* RUMUSAN SOAL A *
Tuliskan lagi isi daftar dari awal sampai dengan baris yang memuat "Bar: [191, 608, 353, 748]", dengan menukar "Sunset" menjadi "Terbenam" dan membiarkan bagian lain tanpa perubahan.

* TEKS YANG DIBERIKAN *
*****

Kapan qadariyah muncul dan siapa tokoh-tokohnya? Merupakan dua tema yang masih diperdebatkan. Menurut Ahmad Amin, ada ahli teologi yang mengatakan bahwa Qadariyah pertama sekali dimunculkan oleh Ma’bad Al-jauhani dan Ghailan Ad-Dimasyqy. Ma’bad adalah seorang tabi’i yang dapat dipercaya dan pernah berguru pada Hasan Al-basri. Adapun Ghailan adalah seorang orator berasal dari damaskus dan ayahnya menjadi maula usman bin Affan. 
Berkaitan dengan persoalan pertama kalinya qadariyah muncul, ada baiknya bila meninjau kembali pendapat Ahmad Amin yang menyatakan kesulitan untuk menentukannya. Para peneliti sebelumnya pun belum sepakat mengenai hal ini karena penganut Qadariyah ketika itu banyak sekali. Sebagian terdapat di Irak dengan bukti bahwa gerakan ini terjadi pada pengajian Hasan Al-Bashri. Pendapat ini dikuatkan oleh Ibn Nabatah bahwa yang mencetuskan pendapat pertama tentang masalah ini adalah seorang kristen dari Irak yang telah masuk Islam pendapatnya itu diambil oleh Ma’bad dan Ghailan. Sebagian lain berpendapat bahwa fahama ini muncul di Damaskus. Diduga disebabkan oleh pengaruh orang-orang Kristen yang banyak dipekerjakan di istana-istana khalifah. Faham Qadariyah mendapat tantangan keras dari umat Islam ketika itu. Ada beberapa hal yang mengakibatkan terjadinya reaksi keras ini, pertama seperti pendapat Harun Nasution, karena masyarakat Arab sebelum Islam kelihatannya dipengaruhi oleh faham fatalis. Kehidupan bangsa Arab ketika itu serba sederhana dan jauh dari pengetahuan. Mereka selalu terpaksa mengalah Kepada keganasan alam, panas yang menyengat, serta tanah dan gunungnya yang gundul. Mereka merasa dirinya lemah dan tak mampu menghadapi kesukaran hidup kendatipun mereka sudah beragama Islam. Karena itu, ketika faham Qadariyah dikembangkan, mereka tidak dapat menerimanya. Faham Qadariyah itu dianggap bertentangan dengan dokterin Islam.

*****

* RUMUSAN SOAL B *
Ketik ulang bagian teks tentang Qadariyah secara persis, mulai dari "Kapan qadariyah muncul" sampai dengan "usman bin Affan.".

* Data yang diambil dari sebuah koleksi *

*****

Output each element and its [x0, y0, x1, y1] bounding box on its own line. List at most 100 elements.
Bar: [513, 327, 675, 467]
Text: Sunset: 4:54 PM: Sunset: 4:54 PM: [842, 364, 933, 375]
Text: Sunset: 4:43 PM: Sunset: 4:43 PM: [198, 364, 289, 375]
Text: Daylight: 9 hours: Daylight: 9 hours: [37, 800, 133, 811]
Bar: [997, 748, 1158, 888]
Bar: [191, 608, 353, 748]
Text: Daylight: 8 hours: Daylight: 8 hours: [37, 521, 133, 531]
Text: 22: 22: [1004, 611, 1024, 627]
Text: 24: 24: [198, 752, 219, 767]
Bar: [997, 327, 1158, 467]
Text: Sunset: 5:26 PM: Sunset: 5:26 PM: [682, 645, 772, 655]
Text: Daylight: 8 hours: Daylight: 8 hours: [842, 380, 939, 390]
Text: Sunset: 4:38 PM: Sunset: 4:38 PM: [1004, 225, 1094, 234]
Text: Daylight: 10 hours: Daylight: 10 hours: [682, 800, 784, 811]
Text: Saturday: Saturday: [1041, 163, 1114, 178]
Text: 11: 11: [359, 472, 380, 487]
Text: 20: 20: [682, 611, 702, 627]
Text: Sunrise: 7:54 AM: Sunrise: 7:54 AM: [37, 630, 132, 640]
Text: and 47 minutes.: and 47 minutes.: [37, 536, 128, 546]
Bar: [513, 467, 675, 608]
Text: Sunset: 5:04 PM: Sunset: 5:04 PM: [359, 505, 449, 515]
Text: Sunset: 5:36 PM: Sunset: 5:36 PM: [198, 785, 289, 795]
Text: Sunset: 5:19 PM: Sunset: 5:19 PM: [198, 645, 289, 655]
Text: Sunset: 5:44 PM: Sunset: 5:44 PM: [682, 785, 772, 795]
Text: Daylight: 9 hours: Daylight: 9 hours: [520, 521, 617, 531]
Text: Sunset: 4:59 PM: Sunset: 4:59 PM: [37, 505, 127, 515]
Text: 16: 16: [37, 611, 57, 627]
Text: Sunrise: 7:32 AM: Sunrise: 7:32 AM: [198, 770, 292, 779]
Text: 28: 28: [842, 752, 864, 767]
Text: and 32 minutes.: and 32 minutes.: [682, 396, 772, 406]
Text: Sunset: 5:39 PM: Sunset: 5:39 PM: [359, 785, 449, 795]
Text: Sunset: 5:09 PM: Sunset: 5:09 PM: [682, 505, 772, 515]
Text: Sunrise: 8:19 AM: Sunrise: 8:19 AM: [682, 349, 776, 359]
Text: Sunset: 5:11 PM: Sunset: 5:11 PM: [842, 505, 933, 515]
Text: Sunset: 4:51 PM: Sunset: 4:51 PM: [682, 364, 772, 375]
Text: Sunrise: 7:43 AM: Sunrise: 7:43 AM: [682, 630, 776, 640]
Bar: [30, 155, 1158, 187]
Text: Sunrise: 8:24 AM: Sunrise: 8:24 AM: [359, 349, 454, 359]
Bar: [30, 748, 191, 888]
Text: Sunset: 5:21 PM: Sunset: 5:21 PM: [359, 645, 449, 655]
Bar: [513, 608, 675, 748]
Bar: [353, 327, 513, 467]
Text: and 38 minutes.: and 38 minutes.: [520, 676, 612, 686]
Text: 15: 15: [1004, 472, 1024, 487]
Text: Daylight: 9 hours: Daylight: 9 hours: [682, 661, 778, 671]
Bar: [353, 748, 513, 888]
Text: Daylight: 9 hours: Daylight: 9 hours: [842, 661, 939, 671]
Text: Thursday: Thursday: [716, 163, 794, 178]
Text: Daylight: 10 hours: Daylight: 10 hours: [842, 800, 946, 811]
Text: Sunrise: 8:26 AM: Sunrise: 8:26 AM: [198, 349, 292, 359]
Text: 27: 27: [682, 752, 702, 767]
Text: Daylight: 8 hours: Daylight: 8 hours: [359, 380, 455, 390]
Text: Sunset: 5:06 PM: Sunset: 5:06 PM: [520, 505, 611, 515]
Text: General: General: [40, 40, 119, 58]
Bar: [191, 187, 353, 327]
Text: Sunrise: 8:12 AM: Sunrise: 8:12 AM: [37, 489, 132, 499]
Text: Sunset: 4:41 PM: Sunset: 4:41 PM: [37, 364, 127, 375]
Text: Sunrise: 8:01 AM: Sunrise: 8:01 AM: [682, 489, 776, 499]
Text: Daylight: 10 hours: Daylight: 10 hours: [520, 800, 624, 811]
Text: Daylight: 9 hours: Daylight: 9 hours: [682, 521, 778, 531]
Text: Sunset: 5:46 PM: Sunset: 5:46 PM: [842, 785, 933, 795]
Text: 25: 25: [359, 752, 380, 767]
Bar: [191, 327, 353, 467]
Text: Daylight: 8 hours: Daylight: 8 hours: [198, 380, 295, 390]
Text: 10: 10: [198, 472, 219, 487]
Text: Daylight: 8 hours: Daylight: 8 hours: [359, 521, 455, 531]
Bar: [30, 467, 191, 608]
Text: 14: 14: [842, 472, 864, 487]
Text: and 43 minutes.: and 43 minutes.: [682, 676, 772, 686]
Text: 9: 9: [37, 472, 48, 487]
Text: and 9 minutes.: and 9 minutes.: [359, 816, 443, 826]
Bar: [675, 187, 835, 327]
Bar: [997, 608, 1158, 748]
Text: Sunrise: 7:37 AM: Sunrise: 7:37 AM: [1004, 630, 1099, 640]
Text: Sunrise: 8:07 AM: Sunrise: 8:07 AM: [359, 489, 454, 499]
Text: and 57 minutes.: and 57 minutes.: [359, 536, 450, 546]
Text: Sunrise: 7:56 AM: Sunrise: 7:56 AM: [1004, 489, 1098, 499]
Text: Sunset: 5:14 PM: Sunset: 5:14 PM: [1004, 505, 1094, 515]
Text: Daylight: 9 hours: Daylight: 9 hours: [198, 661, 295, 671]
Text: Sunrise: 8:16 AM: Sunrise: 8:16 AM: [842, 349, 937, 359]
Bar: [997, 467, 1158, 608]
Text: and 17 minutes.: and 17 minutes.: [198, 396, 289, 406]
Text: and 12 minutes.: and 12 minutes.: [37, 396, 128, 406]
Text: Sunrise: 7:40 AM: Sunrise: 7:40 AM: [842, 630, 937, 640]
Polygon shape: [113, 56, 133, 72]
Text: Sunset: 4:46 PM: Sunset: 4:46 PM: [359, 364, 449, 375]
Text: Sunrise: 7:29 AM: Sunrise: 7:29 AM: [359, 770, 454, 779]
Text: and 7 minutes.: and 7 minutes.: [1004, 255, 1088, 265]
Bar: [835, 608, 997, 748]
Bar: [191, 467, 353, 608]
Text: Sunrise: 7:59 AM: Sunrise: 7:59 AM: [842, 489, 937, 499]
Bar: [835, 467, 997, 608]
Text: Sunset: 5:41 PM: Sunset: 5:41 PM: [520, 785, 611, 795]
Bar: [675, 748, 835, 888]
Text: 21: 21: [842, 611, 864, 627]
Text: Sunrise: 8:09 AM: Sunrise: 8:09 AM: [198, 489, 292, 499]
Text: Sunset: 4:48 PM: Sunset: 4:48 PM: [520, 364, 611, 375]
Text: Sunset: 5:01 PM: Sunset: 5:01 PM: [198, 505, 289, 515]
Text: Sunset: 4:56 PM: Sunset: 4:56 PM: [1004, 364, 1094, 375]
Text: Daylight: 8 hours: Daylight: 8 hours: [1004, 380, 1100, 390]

*****

* JAWABAN TERURAI A *
Output each element and its [x0, y0, x1, y1] bounding box on its own line. List at most 100 elements.
Bar: [513, 327, 675, 467]
Text: Terbenam: 4:54 PM: Terbenam: 4:54 PM: [842, 364, 933, 375]
Text: Terbenam: 4:43 PM: Terbenam: 4:43 PM: [198, 364, 289, 375]
Text: Daylight: 9 hours: Daylight: 9 hours: [37, 800, 133, 811]
Bar: [997, 748, 1158, 888]
Bar: [191, 608, 353, 748]

* JAWABAN TERURAI B *
Kapan qadariyah muncul dan siapa tokoh-tokohnya? Merupakan dua tema yang masih diperdebatkan. Menurut Ahmad Amin, ada ahli teologi yang mengatakan bahwa Qadariyah pertama sekali dimunculkan oleh Ma’bad Al-jauhani dan Ghailan Ad-Dimasyqy. Ma’bad adalah seorang tabi’i yang dapat dipercaya dan pernah berguru pada Hasan Al-basri. Adapun Ghailan adalah seorang orator berasal dari damaskus dan ayahnya menjadi maula usman bin Affan.